* Start DATASET ROWS *

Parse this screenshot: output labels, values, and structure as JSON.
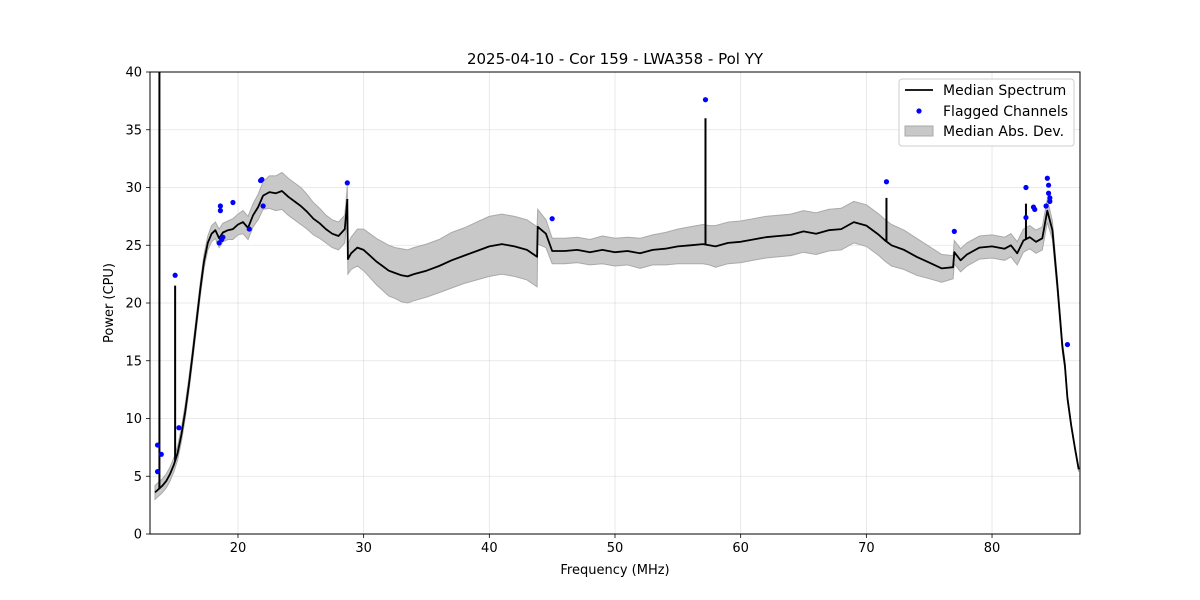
{
  "chart_data": {
    "type": "line",
    "title": "2025-04-10 - Cor 159 - LWA358 - Pol YY",
    "xlabel": "Frequency (MHz)",
    "ylabel": "Power (CPU)",
    "xlim": [
      13.0,
      87.0
    ],
    "ylim": [
      0,
      40
    ],
    "xticks": [
      20,
      30,
      40,
      50,
      60,
      70,
      80
    ],
    "yticks": [
      0,
      5,
      10,
      15,
      20,
      25,
      30,
      35,
      40
    ],
    "grid": true,
    "legend_position": "top-right",
    "series": [
      {
        "name": "Median Spectrum",
        "kind": "line",
        "color": "#000000",
        "x": [
          13.4,
          13.6,
          13.8,
          14.0,
          14.3,
          14.6,
          14.9,
          15.2,
          15.5,
          15.8,
          16.1,
          16.4,
          16.7,
          17.0,
          17.3,
          17.6,
          17.9,
          18.2,
          18.5,
          18.8,
          19.2,
          19.6,
          20.0,
          20.4,
          20.8,
          21.2,
          21.6,
          22.0,
          22.5,
          23.0,
          23.5,
          24.0,
          24.5,
          25.0,
          25.5,
          26.0,
          26.5,
          27.0,
          27.5,
          28.0,
          28.5,
          28.7,
          28.75,
          29.0,
          29.5,
          30.0,
          30.5,
          31.0,
          31.5,
          32.0,
          32.5,
          33.0,
          33.5,
          34.0,
          35.0,
          36.0,
          37.0,
          38.0,
          39.0,
          40.0,
          41.0,
          42.0,
          43.0,
          43.8,
          43.85,
          44.5,
          45.0,
          46.0,
          47.0,
          48.0,
          49.0,
          50.0,
          51.0,
          52.0,
          53.0,
          54.0,
          55.0,
          56.0,
          57.0,
          57.5,
          58.0,
          59.0,
          60.0,
          61.0,
          62.0,
          63.0,
          64.0,
          65.0,
          66.0,
          67.0,
          68.0,
          69.0,
          70.0,
          71.0,
          71.5,
          72.0,
          73.0,
          74.0,
          75.0,
          76.0,
          76.9,
          77.0,
          77.5,
          78.0,
          78.5,
          79.0,
          80.0,
          81.0,
          81.5,
          82.0,
          82.5,
          83.0,
          83.5,
          84.0,
          84.4,
          84.8,
          85.2,
          85.6,
          85.8,
          86.0,
          86.3,
          86.6,
          86.9
        ],
        "y": [
          3.6,
          3.8,
          4.0,
          4.2,
          4.6,
          5.2,
          6.0,
          7.0,
          8.6,
          10.6,
          13.0,
          15.6,
          18.4,
          21.2,
          23.6,
          25.2,
          26.0,
          26.3,
          25.6,
          26.1,
          26.3,
          26.4,
          26.8,
          27.0,
          26.5,
          27.6,
          28.3,
          29.3,
          29.6,
          29.5,
          29.7,
          29.2,
          28.8,
          28.4,
          27.9,
          27.3,
          26.9,
          26.4,
          26.0,
          25.8,
          26.4,
          28.9,
          23.8,
          24.3,
          24.8,
          24.6,
          24.1,
          23.6,
          23.2,
          22.8,
          22.6,
          22.4,
          22.3,
          22.5,
          22.8,
          23.2,
          23.7,
          24.1,
          24.5,
          24.9,
          25.1,
          24.9,
          24.6,
          24.0,
          26.6,
          26.0,
          24.5,
          24.5,
          24.6,
          24.4,
          24.6,
          24.4,
          24.5,
          24.3,
          24.6,
          24.7,
          24.9,
          25.0,
          25.1,
          25.0,
          24.9,
          25.2,
          25.3,
          25.5,
          25.7,
          25.8,
          25.9,
          26.2,
          26.0,
          26.3,
          26.4,
          27.0,
          26.7,
          25.9,
          25.4,
          25.0,
          24.6,
          24.0,
          23.5,
          23.0,
          23.1,
          24.4,
          23.7,
          24.2,
          24.5,
          24.8,
          24.9,
          24.7,
          25.0,
          24.3,
          25.4,
          25.7,
          25.3,
          25.6,
          28.0,
          26.3,
          21.5,
          16.2,
          14.6,
          11.8,
          9.4,
          7.4,
          5.6
        ],
        "mad": [
          0.6,
          0.6,
          0.6,
          0.6,
          0.6,
          0.6,
          0.6,
          0.6,
          0.6,
          0.6,
          0.6,
          0.6,
          0.6,
          0.6,
          0.6,
          0.6,
          0.7,
          0.7,
          0.8,
          0.8,
          0.8,
          0.9,
          0.9,
          1.0,
          1.0,
          1.0,
          1.1,
          1.2,
          1.4,
          1.5,
          1.6,
          1.6,
          1.6,
          1.6,
          1.5,
          1.4,
          1.3,
          1.2,
          1.2,
          1.2,
          1.2,
          1.2,
          1.3,
          1.4,
          1.6,
          1.8,
          1.9,
          2.0,
          2.1,
          2.2,
          2.2,
          2.3,
          2.3,
          2.3,
          2.3,
          2.3,
          2.4,
          2.4,
          2.5,
          2.6,
          2.6,
          2.6,
          2.6,
          2.6,
          1.5,
          1.2,
          1.1,
          1.1,
          1.1,
          1.1,
          1.2,
          1.2,
          1.2,
          1.3,
          1.3,
          1.4,
          1.5,
          1.6,
          1.7,
          1.7,
          1.8,
          1.8,
          1.8,
          1.8,
          1.8,
          1.8,
          1.8,
          1.8,
          1.8,
          1.8,
          1.8,
          1.8,
          1.8,
          1.8,
          1.8,
          1.8,
          1.7,
          1.6,
          1.4,
          1.2,
          1.0,
          1.0,
          1.0,
          1.0,
          1.0,
          1.0,
          1.0,
          1.0,
          1.0,
          1.0,
          1.0,
          1.0,
          1.0,
          1.0,
          1.0,
          0.8,
          0.6,
          0.5,
          0.4,
          0.3,
          0.2,
          0.2,
          0.2
        ]
      },
      {
        "name": "Flagged Channels",
        "kind": "scatter",
        "color": "#0000ff",
        "x": [
          13.6,
          13.6,
          13.9,
          15.0,
          15.3,
          18.5,
          18.6,
          18.6,
          18.7,
          18.8,
          19.6,
          20.9,
          21.8,
          21.9,
          22.0,
          28.7,
          45.0,
          57.2,
          71.6,
          77.0,
          82.7,
          82.7,
          83.3,
          83.4,
          84.3,
          84.4,
          84.5,
          84.5,
          84.6,
          84.6,
          86.0
        ],
        "y": [
          7.7,
          5.4,
          6.9,
          22.4,
          9.2,
          25.2,
          28.0,
          28.4,
          25.5,
          25.7,
          28.7,
          26.4,
          30.6,
          30.7,
          28.4,
          30.4,
          27.3,
          37.6,
          30.5,
          26.2,
          30.0,
          27.4,
          28.3,
          28.1,
          28.4,
          30.8,
          30.2,
          29.5,
          29.1,
          28.8,
          16.4
        ]
      },
      {
        "name": "Median Abs. Dev.",
        "kind": "band",
        "color": "#c8c8c8"
      }
    ],
    "spikes": [
      {
        "x": 13.75,
        "y": 40.0
      },
      {
        "x": 15.0,
        "y": 21.5
      },
      {
        "x": 28.7,
        "y": 29.0
      },
      {
        "x": 57.2,
        "y": 36.0
      },
      {
        "x": 71.6,
        "y": 29.1
      },
      {
        "x": 82.7,
        "y": 28.6
      }
    ]
  }
}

* End DATASET ROWS *

• [WRITTEN PROBLEM]
Copy out each line exactly, without the pictures.

• [WORKED SOLUTION]
Parse this screenshot: output labels, values, and structure as JSON.
{
  "chart_data": {
    "type": "line",
    "title": "2025-04-10 - Cor 159 - LWA358 - Pol YY",
    "xlabel": "Frequency (MHz)",
    "ylabel": "Power (CPU)",
    "xlim": [
      13.0,
      87.0
    ],
    "ylim": [
      0,
      40
    ],
    "xticks": [
      20,
      30,
      40,
      50,
      60,
      70,
      80
    ],
    "yticks": [
      0,
      5,
      10,
      15,
      20,
      25,
      30,
      35,
      40
    ],
    "grid": true,
    "legend_position": "top-right",
    "series": [
      {
        "name": "Median Spectrum",
        "kind": "line",
        "color": "#000000",
        "x": [
          13.4,
          13.6,
          13.8,
          14.0,
          14.3,
          14.6,
          14.9,
          15.2,
          15.5,
          15.8,
          16.1,
          16.4,
          16.7,
          17.0,
          17.3,
          17.6,
          17.9,
          18.2,
          18.5,
          18.8,
          19.2,
          19.6,
          20.0,
          20.4,
          20.8,
          21.2,
          21.6,
          22.0,
          22.5,
          23.0,
          23.5,
          24.0,
          24.5,
          25.0,
          25.5,
          26.0,
          26.5,
          27.0,
          27.5,
          28.0,
          28.5,
          28.7,
          28.75,
          29.0,
          29.5,
          30.0,
          30.5,
          31.0,
          31.5,
          32.0,
          32.5,
          33.0,
          33.5,
          34.0,
          35.0,
          36.0,
          37.0,
          38.0,
          39.0,
          40.0,
          41.0,
          42.0,
          43.0,
          43.8,
          43.85,
          44.5,
          45.0,
          46.0,
          47.0,
          48.0,
          49.0,
          50.0,
          51.0,
          52.0,
          53.0,
          54.0,
          55.0,
          56.0,
          57.0,
          57.5,
          58.0,
          59.0,
          60.0,
          61.0,
          62.0,
          63.0,
          64.0,
          65.0,
          66.0,
          67.0,
          68.0,
          69.0,
          70.0,
          71.0,
          71.5,
          72.0,
          73.0,
          74.0,
          75.0,
          76.0,
          76.9,
          77.0,
          77.5,
          78.0,
          78.5,
          79.0,
          80.0,
          81.0,
          81.5,
          82.0,
          82.5,
          83.0,
          83.5,
          84.0,
          84.4,
          84.8,
          85.2,
          85.6,
          85.8,
          86.0,
          86.3,
          86.6,
          86.9
        ],
        "y": [
          3.6,
          3.8,
          4.0,
          4.2,
          4.6,
          5.2,
          6.0,
          7.0,
          8.6,
          10.6,
          13.0,
          15.6,
          18.4,
          21.2,
          23.6,
          25.2,
          26.0,
          26.3,
          25.6,
          26.1,
          26.3,
          26.4,
          26.8,
          27.0,
          26.5,
          27.6,
          28.3,
          29.3,
          29.6,
          29.5,
          29.7,
          29.2,
          28.8,
          28.4,
          27.9,
          27.3,
          26.9,
          26.4,
          26.0,
          25.8,
          26.4,
          28.9,
          23.8,
          24.3,
          24.8,
          24.6,
          24.1,
          23.6,
          23.2,
          22.8,
          22.6,
          22.4,
          22.3,
          22.5,
          22.8,
          23.2,
          23.7,
          24.1,
          24.5,
          24.9,
          25.1,
          24.9,
          24.6,
          24.0,
          26.6,
          26.0,
          24.5,
          24.5,
          24.6,
          24.4,
          24.6,
          24.4,
          24.5,
          24.3,
          24.6,
          24.7,
          24.9,
          25.0,
          25.1,
          25.0,
          24.9,
          25.2,
          25.3,
          25.5,
          25.7,
          25.8,
          25.9,
          26.2,
          26.0,
          26.3,
          26.4,
          27.0,
          26.7,
          25.9,
          25.4,
          25.0,
          24.6,
          24.0,
          23.5,
          23.0,
          23.1,
          24.4,
          23.7,
          24.2,
          24.5,
          24.8,
          24.9,
          24.7,
          25.0,
          24.3,
          25.4,
          25.7,
          25.3,
          25.6,
          28.0,
          26.3,
          21.5,
          16.2,
          14.6,
          11.8,
          9.4,
          7.4,
          5.6
        ],
        "mad": [
          0.6,
          0.6,
          0.6,
          0.6,
          0.6,
          0.6,
          0.6,
          0.6,
          0.6,
          0.6,
          0.6,
          0.6,
          0.6,
          0.6,
          0.6,
          0.6,
          0.7,
          0.7,
          0.8,
          0.8,
          0.8,
          0.9,
          0.9,
          1.0,
          1.0,
          1.0,
          1.1,
          1.2,
          1.4,
          1.5,
          1.6,
          1.6,
          1.6,
          1.6,
          1.5,
          1.4,
          1.3,
          1.2,
          1.2,
          1.2,
          1.2,
          1.2,
          1.3,
          1.4,
          1.6,
          1.8,
          1.9,
          2.0,
          2.1,
          2.2,
          2.2,
          2.3,
          2.3,
          2.3,
          2.3,
          2.3,
          2.4,
          2.4,
          2.5,
          2.6,
          2.6,
          2.6,
          2.6,
          2.6,
          1.5,
          1.2,
          1.1,
          1.1,
          1.1,
          1.1,
          1.2,
          1.2,
          1.2,
          1.3,
          1.3,
          1.4,
          1.5,
          1.6,
          1.7,
          1.7,
          1.8,
          1.8,
          1.8,
          1.8,
          1.8,
          1.8,
          1.8,
          1.8,
          1.8,
          1.8,
          1.8,
          1.8,
          1.8,
          1.8,
          1.8,
          1.8,
          1.7,
          1.6,
          1.4,
          1.2,
          1.0,
          1.0,
          1.0,
          1.0,
          1.0,
          1.0,
          1.0,
          1.0,
          1.0,
          1.0,
          1.0,
          1.0,
          1.0,
          1.0,
          1.0,
          0.8,
          0.6,
          0.5,
          0.4,
          0.3,
          0.2,
          0.2,
          0.2
        ]
      },
      {
        "name": "Flagged Channels",
        "kind": "scatter",
        "color": "#0000ff",
        "x": [
          13.6,
          13.6,
          13.9,
          15.0,
          15.3,
          18.5,
          18.6,
          18.6,
          18.7,
          18.8,
          19.6,
          20.9,
          21.8,
          21.9,
          22.0,
          28.7,
          45.0,
          57.2,
          71.6,
          77.0,
          82.7,
          82.7,
          83.3,
          83.4,
          84.3,
          84.4,
          84.5,
          84.5,
          84.6,
          84.6,
          86.0
        ],
        "y": [
          7.7,
          5.4,
          6.9,
          22.4,
          9.2,
          25.2,
          28.0,
          28.4,
          25.5,
          25.7,
          28.7,
          26.4,
          30.6,
          30.7,
          28.4,
          30.4,
          27.3,
          37.6,
          30.5,
          26.2,
          30.0,
          27.4,
          28.3,
          28.1,
          28.4,
          30.8,
          30.2,
          29.5,
          29.1,
          28.8,
          16.4
        ]
      },
      {
        "name": "Median Abs. Dev.",
        "kind": "band",
        "color": "#c8c8c8"
      }
    ],
    "spikes": [
      {
        "x": 13.75,
        "y": 40.0
      },
      {
        "x": 15.0,
        "y": 21.5
      },
      {
        "x": 28.7,
        "y": 29.0
      },
      {
        "x": 57.2,
        "y": 36.0
      },
      {
        "x": 71.6,
        "y": 29.1
      },
      {
        "x": 82.7,
        "y": 28.6
      }
    ]
  }
}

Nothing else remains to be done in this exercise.